-- start Exercise data --
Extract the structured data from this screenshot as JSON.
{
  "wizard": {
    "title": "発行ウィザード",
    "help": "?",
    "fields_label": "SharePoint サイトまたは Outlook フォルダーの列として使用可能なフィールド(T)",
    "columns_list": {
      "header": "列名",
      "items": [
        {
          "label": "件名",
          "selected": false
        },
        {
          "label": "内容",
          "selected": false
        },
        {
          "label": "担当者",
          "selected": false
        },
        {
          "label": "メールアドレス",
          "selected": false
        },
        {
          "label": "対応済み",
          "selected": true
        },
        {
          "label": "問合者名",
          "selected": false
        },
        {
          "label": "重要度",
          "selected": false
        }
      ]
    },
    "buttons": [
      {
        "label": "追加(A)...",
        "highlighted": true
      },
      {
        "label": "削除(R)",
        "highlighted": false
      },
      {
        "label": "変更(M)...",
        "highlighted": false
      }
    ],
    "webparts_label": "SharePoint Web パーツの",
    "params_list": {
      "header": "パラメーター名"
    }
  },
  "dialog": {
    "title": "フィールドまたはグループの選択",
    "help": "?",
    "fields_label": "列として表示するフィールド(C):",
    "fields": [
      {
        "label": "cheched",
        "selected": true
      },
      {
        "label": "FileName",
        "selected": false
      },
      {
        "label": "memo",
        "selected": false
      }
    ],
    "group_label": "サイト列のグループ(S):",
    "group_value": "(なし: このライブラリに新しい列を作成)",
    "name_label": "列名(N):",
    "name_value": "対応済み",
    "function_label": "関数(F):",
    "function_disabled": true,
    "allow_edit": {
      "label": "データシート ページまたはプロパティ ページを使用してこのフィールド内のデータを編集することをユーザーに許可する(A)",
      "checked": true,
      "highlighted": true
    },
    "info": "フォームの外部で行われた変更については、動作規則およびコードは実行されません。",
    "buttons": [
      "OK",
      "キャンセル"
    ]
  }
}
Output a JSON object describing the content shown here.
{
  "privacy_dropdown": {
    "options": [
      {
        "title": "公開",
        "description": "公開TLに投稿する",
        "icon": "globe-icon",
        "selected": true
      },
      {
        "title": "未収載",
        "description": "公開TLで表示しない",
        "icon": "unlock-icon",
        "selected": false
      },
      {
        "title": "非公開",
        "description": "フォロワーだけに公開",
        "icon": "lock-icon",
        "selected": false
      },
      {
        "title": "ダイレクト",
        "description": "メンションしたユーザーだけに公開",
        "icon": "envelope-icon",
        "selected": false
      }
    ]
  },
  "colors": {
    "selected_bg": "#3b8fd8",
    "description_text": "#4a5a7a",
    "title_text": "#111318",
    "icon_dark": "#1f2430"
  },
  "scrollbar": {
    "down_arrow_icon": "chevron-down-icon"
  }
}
-- end Exercise data --
=== Given task ===
Write out the full listing, keeping every line exactly as it is.

=== Answer for this exercise ===
Extract the structured data from this screenshot as JSON.
{
  "wizard": {
    "title": "発行ウィザード",
    "help": "?",
    "fields_label": "SharePoint サイトまたは Outlook フォルダーの列として使用可能なフィールド(T)",
    "columns_list": {
      "header": "列名",
      "items": [
        {
          "label": "件名",
          "selected": false
        },
        {
          "label": "内容",
          "selected": false
        },
        {
          "label": "担当者",
          "selected": false
        },
        {
          "label": "メールアドレス",
          "selected": false
        },
        {
          "label": "対応済み",
          "selected": true
        },
        {
          "label": "問合者名",
          "selected": false
        },
        {
          "label": "重要度",
          "selected": false
        }
      ]
    },
    "buttons": [
      {
        "label": "追加(A)...",
        "highlighted": true
      },
      {
        "label": "削除(R)",
        "highlighted": false
      },
      {
        "label": "変更(M)...",
        "highlighted": false
      }
    ],
    "webparts_label": "SharePoint Web パーツの",
    "params_list": {
      "header": "パラメーター名"
    }
  },
  "dialog": {
    "title": "フィールドまたはグループの選択",
    "help": "?",
    "fields_label": "列として表示するフィールド(C):",
    "fields": [
      {
        "label": "cheched",
        "selected": true
      },
      {
        "label": "FileName",
        "selected": false
      },
      {
        "label": "memo",
        "selected": false
      }
    ],
    "group_label": "サイト列のグループ(S):",
    "group_value": "(なし: このライブラリに新しい列を作成)",
    "name_label": "列名(N):",
    "name_value": "対応済み",
    "function_label": "関数(F):",
    "function_disabled": true,
    "allow_edit": {
      "label": "データシート ページまたはプロパティ ページを使用してこのフィールド内のデータを編集することをユーザーに許可する(A)",
      "checked": true,
      "highlighted": true
    },
    "info": "フォームの外部で行われた変更については、動作規則およびコードは実行されません。",
    "buttons": [
      "OK",
      "キャンセル"
    ]
  }
}
Output a JSON object describing the content shown here.
{
  "privacy_dropdown": {
    "options": [
      {
        "title": "公開",
        "description": "公開TLに投稿する",
        "icon": "globe-icon",
        "selected": true
      },
      {
        "title": "未収載",
        "description": "公開TLで表示しない",
        "icon": "unlock-icon",
        "selected": false
      },
      {
        "title": "非公開",
        "description": "フォロワーだけに公開",
        "icon": "lock-icon",
        "selected": false
      },
      {
        "title": "ダイレクト",
        "description": "メンションしたユーザーだけに公開",
        "icon": "envelope-icon",
        "selected": false
      }
    ]
  },
  "colors": {
    "selected_bg": "#3b8fd8",
    "description_text": "#4a5a7a",
    "title_text": "#111318",
    "icon_dark": "#1f2430"
  },
  "scrollbar": {
    "down_arrow_icon": "chevron-down-icon"
  }
}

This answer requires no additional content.